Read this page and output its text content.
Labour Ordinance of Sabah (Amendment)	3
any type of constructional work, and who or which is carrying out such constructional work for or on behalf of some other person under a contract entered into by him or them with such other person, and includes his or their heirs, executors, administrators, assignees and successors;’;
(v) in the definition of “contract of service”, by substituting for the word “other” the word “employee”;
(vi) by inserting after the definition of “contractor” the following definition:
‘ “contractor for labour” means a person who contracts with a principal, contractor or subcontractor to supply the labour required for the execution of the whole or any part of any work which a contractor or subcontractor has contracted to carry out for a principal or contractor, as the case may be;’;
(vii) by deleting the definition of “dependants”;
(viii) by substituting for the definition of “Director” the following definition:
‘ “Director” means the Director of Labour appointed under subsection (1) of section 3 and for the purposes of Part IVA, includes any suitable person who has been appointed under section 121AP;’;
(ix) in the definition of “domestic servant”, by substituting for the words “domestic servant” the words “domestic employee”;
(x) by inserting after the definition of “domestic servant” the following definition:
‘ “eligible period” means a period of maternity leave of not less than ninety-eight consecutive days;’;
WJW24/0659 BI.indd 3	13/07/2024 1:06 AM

Task prompt
Among the lines of the material, find those that hold the word "after" and copy them.

Exercise output
(vi) by inserting after the definition of “contractor” the following definition:
(x) by inserting after the definition of “domestic servant” the following definition:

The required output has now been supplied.